Un’esperienza sensoriale, prima che cognitiva e narrativa che rende evidente è tangibile la dimensione corporea del trauma, è come essa affligge coloro che sopravvivono ai traumi gravi. Molti dei sopravvissuti a gravi traumi come quello della guerra sviluppano un disturbo post traumatico da stress, caratterizzato in particolare
dall’incapacità di integrare l’esperienza traumatica con la visione integrata di sé e del mondo. I soggetti con DPTS rimangono, dunque, incastrati nel ricordo terrifico incapaci di concentrarsi sul presente. Il disturbo è caratterizzato dalla continua intrusione nella coscienza di ricordi dolorosi a cui segue una forte attivazione fisiologica con relativi tentativi di impedire il riaffiorare dei ricordi attraverso strategie di evitamento attivo e passivo. Questo schema di intrusione ed evitamento porta ad un progressivo peggioramento dei sintomi e delle disabilità nel periodo che segue l’esposizione al trauma. una serie di sintomi che possono far seguito ad un’ esperienza traumatica.
La riesperienza intrusiva. I ricordi dell’ evento traumatico possono essere altamente intrusivi, ripetitivi, sempre uguali e possono esprimersi in forma di flashback, incubi, riattualizzazioni interpersonali, sensazioni somatiche, stati affettivi e/o temi di vita pervasivi (van der Kolk et al. , 2004). La “riesperienza“ non avviene sempre in uno stato di piena conoscenza, ma può manifestarsi a vari livelli di coscienza: a) in condizioni di totale mancanza di conoscenza; b) in stati di fuga quando i rivissuti avvengono in uno stato di coscienza alterata; c) essere sotto forma di frammenti di percezione monolitici e separati che irrompono nella coscienza” (van der Kolk, 2004); d) in fenomeni di transfert in cui l’ eredità traumatica viene rivissuta come destino ineluttabile e) nell’ espressione parziale ed esitante dell’esperienza come narrazione insopportabile (van der Kolk et al. , 2004).
Iper-reattività autonoma. Le risposte fisiologiche nelle persone affette dal PTSD sono condizionate a reagire agli stimoli evocatori del trauma con la reattività autonoma dell’ emergenza mettendo in allerta l’organismo. Ma proprio questa facile attivazione rende i soggetti incapaci di fidarsi delle loro sensazioni per prepararsi in maniera adeguata. L’aumento della stimolazione autonoma, che può essere suscitato da uno stimolo attivante ma anche solo dell’ ansia stessa, interferisce non solo con il benessere psicologico ma può anche scatenare reazioni inadeguate alle necessità.

════════════════

• _Attività da svolgere_
1/ Rispondi a queste domande sul brano dedicato al trauma:
(a) Da quale incapacità è caratterizzato in particolare il disturbo post traumatico da stress?
(b) In quali forme possono esprimersi i ricordi dell'evento traumatico?
(c) Oltre a uno stimolo attivante, che cosa può suscitare l'aumento della stimolazione autonoma?
2/ Riprendi il brano sul disturbo post traumatico da stress e scrivine il seguito dopo l'ultima frase.

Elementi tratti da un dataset
════════════════

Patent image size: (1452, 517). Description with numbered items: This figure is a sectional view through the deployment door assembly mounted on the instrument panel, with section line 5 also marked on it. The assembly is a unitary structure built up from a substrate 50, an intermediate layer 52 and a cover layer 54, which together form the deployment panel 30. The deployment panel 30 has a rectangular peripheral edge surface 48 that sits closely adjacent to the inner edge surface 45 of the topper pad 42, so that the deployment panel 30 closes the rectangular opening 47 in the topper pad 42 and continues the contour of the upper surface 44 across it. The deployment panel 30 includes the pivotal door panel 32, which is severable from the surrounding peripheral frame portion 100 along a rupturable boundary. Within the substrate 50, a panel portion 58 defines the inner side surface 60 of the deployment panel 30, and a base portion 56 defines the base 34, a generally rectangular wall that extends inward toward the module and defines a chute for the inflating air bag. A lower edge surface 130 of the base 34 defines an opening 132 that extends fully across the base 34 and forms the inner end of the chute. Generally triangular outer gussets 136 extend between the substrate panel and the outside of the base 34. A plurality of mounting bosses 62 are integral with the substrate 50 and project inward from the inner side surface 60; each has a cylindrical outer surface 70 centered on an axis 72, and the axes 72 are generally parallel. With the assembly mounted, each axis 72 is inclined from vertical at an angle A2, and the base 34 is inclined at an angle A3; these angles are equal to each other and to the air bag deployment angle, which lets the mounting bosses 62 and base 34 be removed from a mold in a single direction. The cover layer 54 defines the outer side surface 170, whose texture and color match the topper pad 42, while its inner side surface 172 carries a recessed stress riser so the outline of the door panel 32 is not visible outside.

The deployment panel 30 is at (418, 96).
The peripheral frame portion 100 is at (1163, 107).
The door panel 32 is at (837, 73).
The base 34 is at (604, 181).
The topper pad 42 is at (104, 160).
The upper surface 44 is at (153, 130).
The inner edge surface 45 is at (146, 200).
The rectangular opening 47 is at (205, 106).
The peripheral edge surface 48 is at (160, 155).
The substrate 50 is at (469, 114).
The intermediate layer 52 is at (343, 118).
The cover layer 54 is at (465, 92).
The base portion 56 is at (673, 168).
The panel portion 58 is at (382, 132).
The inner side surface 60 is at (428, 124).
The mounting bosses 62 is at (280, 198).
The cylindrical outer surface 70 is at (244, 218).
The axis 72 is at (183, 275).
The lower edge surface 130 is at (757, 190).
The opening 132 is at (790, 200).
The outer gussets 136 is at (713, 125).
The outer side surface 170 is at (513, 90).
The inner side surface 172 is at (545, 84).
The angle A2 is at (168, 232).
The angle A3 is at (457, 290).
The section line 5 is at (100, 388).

════════════════

• _Risposte_
1/
(a) Dall'incapacità di integrare l'esperienza traumatica con la visione integrata di sé e del mondo.
(b) In forma di flashback, incubi, riattualizzazioni interpersonali, sensazioni somatiche, stati affettivi e/o temi di vita pervasivi.
(c) Anche solo l'ansia stessa.

2/
Ottundimento della sensibilità. I soggetti traumatizzati sembrano impiegare le loro energie per evitare le sensazioni interne che provocano stress o a controllare le proprie emozioni. In questo modo tendono ad affrontare l’ ambiente con ritiro emotivo ovvero con ottundimento emotivo (in forma di depressione, anedonia, mancanza di motivazione, reazioni psicosomatiche, stati dissociativi). Reazioni emotive intense. I soggetti traumatizzati perdono la capacità di regolare gli affetti. La risposta affettiva è immediata, senza che il soggetto possa comprendere la cosa che lo turba. I soggetti provano intense sensazioni di paura, ansia, rabbia e panico, anche di fronte a stimoli di lieve entità. Il paziente, di conseguenza, ha una reazione eccessiva oppure, per evitare ciò, si chiude completamente e/o si isola. Sia bambini che adulti che soffrono di questa iperreattività, facilmente sviluppano un disturbo del sonno e/o difficoltà di concentrazione.
Nolan, grazie ad una costruzione di un racconto esperienziale, prima che narrativo, fatto di esperienze somatosensoriali, riesce a indurre nello spettatore le stesse emozioni e reazioni di chi si trova a sperimentare un grave trauma. Un trauma, che grazie alla narrazione può essere inserito nella trama della nostra storia, individuale oltre che collettiva, e forse permetterci di apprendere qualcosa dall’esperienza.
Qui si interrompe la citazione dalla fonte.